EXERCISE REQUIREMENTS
The records that follow must be repeated verbatim, every one of them.

RECORDS SHOWN
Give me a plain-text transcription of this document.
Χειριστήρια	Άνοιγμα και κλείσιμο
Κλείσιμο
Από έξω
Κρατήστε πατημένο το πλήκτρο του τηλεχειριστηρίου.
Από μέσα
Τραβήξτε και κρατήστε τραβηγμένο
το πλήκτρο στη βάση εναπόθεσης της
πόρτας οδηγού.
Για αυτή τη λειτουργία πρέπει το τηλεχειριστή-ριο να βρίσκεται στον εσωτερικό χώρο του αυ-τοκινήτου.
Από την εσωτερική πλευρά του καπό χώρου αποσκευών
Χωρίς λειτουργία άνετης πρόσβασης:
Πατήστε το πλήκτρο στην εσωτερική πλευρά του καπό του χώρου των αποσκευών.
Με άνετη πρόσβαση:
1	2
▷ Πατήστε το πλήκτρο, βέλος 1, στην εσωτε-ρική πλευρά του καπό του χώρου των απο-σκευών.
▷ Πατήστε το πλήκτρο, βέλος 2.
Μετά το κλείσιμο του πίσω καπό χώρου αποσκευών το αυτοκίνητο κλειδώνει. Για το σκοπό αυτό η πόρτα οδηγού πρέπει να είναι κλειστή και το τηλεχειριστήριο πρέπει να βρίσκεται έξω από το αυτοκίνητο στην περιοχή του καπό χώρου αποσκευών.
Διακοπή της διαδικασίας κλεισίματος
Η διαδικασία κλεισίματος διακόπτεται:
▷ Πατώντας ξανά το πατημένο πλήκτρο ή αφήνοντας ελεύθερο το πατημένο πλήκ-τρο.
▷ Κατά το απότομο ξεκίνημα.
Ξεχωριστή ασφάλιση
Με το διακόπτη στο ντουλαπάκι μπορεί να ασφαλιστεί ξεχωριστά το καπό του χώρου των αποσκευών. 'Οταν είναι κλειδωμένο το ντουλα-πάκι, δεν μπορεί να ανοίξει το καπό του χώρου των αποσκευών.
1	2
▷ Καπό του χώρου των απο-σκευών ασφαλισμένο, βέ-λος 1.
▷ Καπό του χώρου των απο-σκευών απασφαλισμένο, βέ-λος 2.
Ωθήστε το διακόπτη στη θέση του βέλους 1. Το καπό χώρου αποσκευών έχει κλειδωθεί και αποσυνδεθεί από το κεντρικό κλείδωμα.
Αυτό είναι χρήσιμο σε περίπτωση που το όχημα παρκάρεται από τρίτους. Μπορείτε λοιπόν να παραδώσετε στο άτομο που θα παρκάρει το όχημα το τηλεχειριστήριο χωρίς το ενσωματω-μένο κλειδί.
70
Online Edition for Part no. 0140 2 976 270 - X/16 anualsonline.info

TASK SOLUTION
Give me a plain-text transcription of this document.
Χειριστήρια	Άνοιγμα και κλείσιμο
Κλείσιμο
Από έξω
Κρατήστε πατημένο το πλήκτρο του τηλεχειριστηρίου.
Από μέσα
Τραβήξτε και κρατήστε τραβηγμένο
το πλήκτρο στη βάση εναπόθεσης της
πόρτας οδηγού.
Για αυτή τη λειτουργία πρέπει το τηλεχειριστή-ριο να βρίσκεται στον εσωτερικό χώρο του αυ-τοκινήτου.
Από την εσωτερική πλευρά του καπό χώρου αποσκευών
Χωρίς λειτουργία άνετης πρόσβασης:
Πατήστε το πλήκτρο στην εσωτερική πλευρά του καπό του χώρου των αποσκευών.
Με άνετη πρόσβαση:
1	2
▷ Πατήστε το πλήκτρο, βέλος 1, στην εσωτε-ρική πλευρά του καπό του χώρου των απο-σκευών.
▷ Πατήστε το πλήκτρο, βέλος 2.
Μετά το κλείσιμο του πίσω καπό χώρου αποσκευών το αυτοκίνητο κλειδώνει. Για το σκοπό αυτό η πόρτα οδηγού πρέπει να είναι κλειστή και το τηλεχειριστήριο πρέπει να βρίσκεται έξω από το αυτοκίνητο στην περιοχή του καπό χώρου αποσκευών.
Διακοπή της διαδικασίας κλεισίματος
Η διαδικασία κλεισίματος διακόπτεται:
▷ Πατώντας ξανά το πατημένο πλήκτρο ή αφήνοντας ελεύθερο το πατημένο πλήκ-τρο.
▷ Κατά το απότομο ξεκίνημα.
Ξεχωριστή ασφάλιση
Με το διακόπτη στο ντουλαπάκι μπορεί να ασφαλιστεί ξεχωριστά το καπό του χώρου των αποσκευών. 'Οταν είναι κλειδωμένο το ντουλα-πάκι, δεν μπορεί να ανοίξει το καπό του χώρου των αποσκευών.
1	2
▷ Καπό του χώρου των απο-σκευών ασφαλισμένο, βέ-λος 1.
▷ Καπό του χώρου των απο-σκευών απασφαλισμένο, βέ-λος 2.
Ωθήστε το διακόπτη στη θέση του βέλους 1. Το καπό χώρου αποσκευών έχει κλειδωθεί και αποσυνδεθεί από το κεντρικό κλείδωμα.
Αυτό είναι χρήσιμο σε περίπτωση που το όχημα παρκάρεται από τρίτους. Μπορείτε λοιπόν να παραδώσετε στο άτομο που θα παρκάρει το όχημα το τηλεχειριστήριο χωρίς το ενσωματω-μένο κλειδί.
70
Online Edition for Part no. 0140 2 976 270 - X/16 anualsonline.info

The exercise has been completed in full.